**Instruction:** Wherever the word "Views" appears in the entries, copy the whole line.

** Begin Listed entries **

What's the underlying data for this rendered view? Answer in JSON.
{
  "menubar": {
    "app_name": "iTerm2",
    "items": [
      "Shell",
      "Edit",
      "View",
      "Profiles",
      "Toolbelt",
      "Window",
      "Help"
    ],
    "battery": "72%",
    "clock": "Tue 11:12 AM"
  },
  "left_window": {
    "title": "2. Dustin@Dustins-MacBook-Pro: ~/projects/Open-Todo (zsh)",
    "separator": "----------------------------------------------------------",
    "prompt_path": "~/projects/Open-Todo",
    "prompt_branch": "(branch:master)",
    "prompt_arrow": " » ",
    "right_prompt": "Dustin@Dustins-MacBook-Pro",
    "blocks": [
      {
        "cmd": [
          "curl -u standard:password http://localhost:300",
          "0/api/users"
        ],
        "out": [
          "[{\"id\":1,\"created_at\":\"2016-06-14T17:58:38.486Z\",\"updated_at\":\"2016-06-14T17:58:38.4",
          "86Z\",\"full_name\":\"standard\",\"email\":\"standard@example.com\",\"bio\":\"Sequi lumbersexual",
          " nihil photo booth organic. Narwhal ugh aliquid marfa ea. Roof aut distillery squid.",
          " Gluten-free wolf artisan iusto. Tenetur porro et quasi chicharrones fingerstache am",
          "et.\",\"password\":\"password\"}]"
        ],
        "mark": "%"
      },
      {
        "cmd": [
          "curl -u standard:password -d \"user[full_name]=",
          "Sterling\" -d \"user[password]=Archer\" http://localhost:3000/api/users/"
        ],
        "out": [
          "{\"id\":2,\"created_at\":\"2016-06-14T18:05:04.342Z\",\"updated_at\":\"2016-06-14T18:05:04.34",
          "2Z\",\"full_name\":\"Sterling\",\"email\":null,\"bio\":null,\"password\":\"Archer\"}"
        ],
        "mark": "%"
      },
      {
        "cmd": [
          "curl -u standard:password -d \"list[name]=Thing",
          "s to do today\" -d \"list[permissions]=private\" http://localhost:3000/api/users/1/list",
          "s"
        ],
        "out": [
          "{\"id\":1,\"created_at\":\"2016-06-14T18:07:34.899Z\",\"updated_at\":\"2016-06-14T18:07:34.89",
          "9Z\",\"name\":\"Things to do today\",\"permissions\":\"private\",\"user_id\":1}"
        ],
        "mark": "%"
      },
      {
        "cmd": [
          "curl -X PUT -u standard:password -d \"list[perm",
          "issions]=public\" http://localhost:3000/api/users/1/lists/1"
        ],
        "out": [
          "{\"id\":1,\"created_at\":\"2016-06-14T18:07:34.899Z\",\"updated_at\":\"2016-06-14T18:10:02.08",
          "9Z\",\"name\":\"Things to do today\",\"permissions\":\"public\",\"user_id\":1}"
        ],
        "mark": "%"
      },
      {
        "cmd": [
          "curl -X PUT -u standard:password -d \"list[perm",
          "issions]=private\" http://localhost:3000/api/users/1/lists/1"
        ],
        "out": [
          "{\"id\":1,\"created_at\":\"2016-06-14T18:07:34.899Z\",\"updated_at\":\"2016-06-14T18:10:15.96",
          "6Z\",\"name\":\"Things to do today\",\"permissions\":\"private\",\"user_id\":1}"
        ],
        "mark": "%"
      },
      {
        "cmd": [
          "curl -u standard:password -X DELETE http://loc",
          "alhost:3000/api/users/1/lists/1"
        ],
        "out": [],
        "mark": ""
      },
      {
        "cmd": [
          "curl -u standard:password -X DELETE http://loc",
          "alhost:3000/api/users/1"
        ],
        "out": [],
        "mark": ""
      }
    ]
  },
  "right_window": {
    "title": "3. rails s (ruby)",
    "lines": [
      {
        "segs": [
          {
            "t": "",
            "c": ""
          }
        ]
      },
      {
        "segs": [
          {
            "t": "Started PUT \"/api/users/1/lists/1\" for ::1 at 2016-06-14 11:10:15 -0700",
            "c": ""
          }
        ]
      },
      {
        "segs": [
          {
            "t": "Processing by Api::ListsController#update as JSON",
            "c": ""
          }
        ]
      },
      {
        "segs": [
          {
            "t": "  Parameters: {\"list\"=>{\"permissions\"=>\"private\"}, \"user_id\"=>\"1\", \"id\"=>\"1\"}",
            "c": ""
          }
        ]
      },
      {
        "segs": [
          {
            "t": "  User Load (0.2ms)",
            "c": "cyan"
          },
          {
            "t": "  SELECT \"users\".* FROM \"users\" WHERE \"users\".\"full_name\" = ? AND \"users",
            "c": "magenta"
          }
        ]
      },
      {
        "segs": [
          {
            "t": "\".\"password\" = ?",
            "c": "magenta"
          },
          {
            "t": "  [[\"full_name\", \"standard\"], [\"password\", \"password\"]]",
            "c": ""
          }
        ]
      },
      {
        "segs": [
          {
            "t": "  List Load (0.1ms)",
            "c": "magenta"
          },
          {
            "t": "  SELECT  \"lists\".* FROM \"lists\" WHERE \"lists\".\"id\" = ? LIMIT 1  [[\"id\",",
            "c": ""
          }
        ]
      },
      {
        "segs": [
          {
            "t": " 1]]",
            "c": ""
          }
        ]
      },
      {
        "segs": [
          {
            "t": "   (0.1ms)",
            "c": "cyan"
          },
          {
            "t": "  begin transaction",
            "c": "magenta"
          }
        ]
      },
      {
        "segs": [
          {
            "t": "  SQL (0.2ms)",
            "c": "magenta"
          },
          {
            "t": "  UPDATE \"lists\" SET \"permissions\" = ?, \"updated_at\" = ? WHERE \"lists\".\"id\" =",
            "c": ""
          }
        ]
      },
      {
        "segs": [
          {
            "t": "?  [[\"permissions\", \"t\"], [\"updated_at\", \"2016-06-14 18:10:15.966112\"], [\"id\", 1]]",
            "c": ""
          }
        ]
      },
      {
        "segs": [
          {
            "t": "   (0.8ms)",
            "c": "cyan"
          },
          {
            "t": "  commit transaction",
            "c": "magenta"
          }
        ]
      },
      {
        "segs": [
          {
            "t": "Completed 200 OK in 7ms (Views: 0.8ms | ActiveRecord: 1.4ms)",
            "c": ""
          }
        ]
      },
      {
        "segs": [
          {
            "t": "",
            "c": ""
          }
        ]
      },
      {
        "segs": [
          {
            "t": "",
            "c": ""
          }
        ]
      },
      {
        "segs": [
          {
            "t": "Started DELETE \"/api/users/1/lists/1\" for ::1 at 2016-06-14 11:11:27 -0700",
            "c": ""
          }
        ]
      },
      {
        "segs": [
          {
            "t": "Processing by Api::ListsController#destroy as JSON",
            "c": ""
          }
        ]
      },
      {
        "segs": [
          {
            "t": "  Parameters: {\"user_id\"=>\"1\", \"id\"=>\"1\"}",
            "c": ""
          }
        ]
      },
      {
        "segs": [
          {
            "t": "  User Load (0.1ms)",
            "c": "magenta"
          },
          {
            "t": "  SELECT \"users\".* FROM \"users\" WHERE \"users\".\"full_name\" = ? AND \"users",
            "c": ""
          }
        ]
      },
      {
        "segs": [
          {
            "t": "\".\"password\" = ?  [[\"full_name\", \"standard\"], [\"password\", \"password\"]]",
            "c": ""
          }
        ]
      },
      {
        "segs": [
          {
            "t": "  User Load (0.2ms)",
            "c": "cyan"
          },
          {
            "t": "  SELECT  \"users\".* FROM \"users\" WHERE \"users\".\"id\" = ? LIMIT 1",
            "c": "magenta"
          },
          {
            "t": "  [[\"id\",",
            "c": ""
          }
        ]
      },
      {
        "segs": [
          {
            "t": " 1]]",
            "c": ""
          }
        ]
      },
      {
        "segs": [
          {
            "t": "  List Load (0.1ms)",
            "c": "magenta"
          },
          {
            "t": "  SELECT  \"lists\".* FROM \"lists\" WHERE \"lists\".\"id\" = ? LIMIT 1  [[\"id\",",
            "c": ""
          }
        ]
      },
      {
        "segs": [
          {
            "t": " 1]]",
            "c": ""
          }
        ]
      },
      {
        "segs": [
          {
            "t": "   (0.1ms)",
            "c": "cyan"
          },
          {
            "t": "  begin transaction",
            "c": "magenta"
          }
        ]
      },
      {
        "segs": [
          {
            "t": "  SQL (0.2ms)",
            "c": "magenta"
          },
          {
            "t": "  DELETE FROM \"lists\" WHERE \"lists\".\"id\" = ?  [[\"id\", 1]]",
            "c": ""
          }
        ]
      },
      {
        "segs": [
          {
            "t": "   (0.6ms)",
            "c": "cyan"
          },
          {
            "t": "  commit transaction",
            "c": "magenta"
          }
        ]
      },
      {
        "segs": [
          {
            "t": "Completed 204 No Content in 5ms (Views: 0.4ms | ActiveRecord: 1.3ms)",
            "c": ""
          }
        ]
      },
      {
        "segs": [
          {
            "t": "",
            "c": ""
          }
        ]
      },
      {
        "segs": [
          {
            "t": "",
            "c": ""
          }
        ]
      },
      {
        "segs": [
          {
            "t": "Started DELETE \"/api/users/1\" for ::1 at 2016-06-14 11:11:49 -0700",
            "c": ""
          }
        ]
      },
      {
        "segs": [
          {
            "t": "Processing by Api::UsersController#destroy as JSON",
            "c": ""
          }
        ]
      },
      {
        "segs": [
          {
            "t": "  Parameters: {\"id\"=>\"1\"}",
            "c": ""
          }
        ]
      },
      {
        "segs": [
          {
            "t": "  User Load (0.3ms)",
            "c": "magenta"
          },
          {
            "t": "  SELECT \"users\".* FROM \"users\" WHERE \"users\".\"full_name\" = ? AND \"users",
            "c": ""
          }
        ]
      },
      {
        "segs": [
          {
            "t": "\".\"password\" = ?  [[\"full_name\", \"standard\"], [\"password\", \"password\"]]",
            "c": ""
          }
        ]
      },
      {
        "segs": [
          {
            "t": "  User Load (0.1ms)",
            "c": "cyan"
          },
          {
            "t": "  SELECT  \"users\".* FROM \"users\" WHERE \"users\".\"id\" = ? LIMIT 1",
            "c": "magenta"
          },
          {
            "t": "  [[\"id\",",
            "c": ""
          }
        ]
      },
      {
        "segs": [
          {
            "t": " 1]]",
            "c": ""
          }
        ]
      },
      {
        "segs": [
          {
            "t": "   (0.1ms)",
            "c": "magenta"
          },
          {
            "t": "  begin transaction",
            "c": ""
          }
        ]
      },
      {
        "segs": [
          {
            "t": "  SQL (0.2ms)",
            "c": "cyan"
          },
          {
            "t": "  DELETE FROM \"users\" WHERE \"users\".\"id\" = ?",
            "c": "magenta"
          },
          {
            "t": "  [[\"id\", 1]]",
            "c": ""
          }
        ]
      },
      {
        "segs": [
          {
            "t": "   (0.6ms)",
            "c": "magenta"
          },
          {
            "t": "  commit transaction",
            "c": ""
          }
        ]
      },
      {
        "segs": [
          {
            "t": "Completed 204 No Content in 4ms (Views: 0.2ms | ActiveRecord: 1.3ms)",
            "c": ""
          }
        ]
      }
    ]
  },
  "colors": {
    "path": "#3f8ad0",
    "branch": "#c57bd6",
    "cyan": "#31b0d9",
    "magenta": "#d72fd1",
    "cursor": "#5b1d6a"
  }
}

** End Listed entries **

**Result of the task:**
            "t": "Completed 200 OK in 7ms (Views: 0.8ms | ActiveRecord: 1.4ms)",
            "t": "Completed 204 No Content in 5ms (Views: 0.4ms | ActiveRecord: 1.3ms)",
            "t": "Completed 204 No Content in 4ms (Views: 0.2ms | ActiveRecord: 1.3ms)",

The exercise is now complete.